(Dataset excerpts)
* begin *

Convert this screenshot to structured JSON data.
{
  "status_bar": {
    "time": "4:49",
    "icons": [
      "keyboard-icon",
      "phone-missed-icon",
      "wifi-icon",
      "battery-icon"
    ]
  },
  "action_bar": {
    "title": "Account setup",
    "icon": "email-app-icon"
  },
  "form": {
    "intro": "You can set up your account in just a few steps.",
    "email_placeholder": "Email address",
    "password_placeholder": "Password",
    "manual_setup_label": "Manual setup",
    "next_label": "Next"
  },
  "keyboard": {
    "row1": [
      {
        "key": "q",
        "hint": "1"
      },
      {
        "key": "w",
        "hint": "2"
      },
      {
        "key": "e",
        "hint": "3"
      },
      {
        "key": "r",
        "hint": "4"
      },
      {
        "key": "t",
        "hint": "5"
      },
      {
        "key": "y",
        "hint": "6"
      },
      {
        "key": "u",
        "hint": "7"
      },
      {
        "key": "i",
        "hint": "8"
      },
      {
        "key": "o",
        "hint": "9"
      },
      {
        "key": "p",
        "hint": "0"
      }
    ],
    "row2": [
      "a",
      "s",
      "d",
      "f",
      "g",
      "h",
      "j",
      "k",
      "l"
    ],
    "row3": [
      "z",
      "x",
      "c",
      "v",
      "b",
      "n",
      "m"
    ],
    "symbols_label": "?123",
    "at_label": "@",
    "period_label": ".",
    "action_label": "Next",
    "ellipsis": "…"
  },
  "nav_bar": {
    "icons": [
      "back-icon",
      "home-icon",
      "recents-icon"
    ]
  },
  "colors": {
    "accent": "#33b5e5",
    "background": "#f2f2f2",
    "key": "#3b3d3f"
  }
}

* end *

### PROBLEM STATEMENT:
Reproduce the material above exactly; please quote every line of it.

### RESULT:
Convert this screenshot to structured JSON data.
{
  "status_bar": {
    "time": "4:49",
    "icons": [
      "keyboard-icon",
      "phone-missed-icon",
      "wifi-icon",
      "battery-icon"
    ]
  },
  "action_bar": {
    "title": "Account setup",
    "icon": "email-app-icon"
  },
  "form": {
    "intro": "You can set up your account in just a few steps.",
    "email_placeholder": "Email address",
    "password_placeholder": "Password",
    "manual_setup_label": "Manual setup",
    "next_label": "Next"
  },
  "keyboard": {
    "row1": [
      {
        "key": "q",
        "hint": "1"
      },
      {
        "key": "w",
        "hint": "2"
      },
      {
        "key": "e",
        "hint": "3"
      },
      {
        "key": "r",
        "hint": "4"
      },
      {
        "key": "t",
        "hint": "5"
      },
      {
        "key": "y",
        "hint": "6"
      },
      {
        "key": "u",
        "hint": "7"
      },
      {
        "key": "i",
        "hint": "8"
      },
      {
        "key": "o",
        "hint": "9"
      },
      {
        "key": "p",
        "hint": "0"
      }
    ],
    "row2": [
      "a",
      "s",
      "d",
      "f",
      "g",
      "h",
      "j",
      "k",
      "l"
    ],
    "row3": [
      "z",
      "x",
      "c",
      "v",
      "b",
      "n",
      "m"
    ],
    "symbols_label": "?123",
    "at_label": "@",
    "period_label": ".",
    "action_label": "Next",
    "ellipsis": "…"
  },
  "nav_bar": {
    "icons": [
      "back-icon",
      "home-icon",
      "recents-icon"
    ]
  },
  "colors": {
    "accent": "#33b5e5",
    "background": "#f2f2f2",
    "key": "#3b3d3f"
  }
}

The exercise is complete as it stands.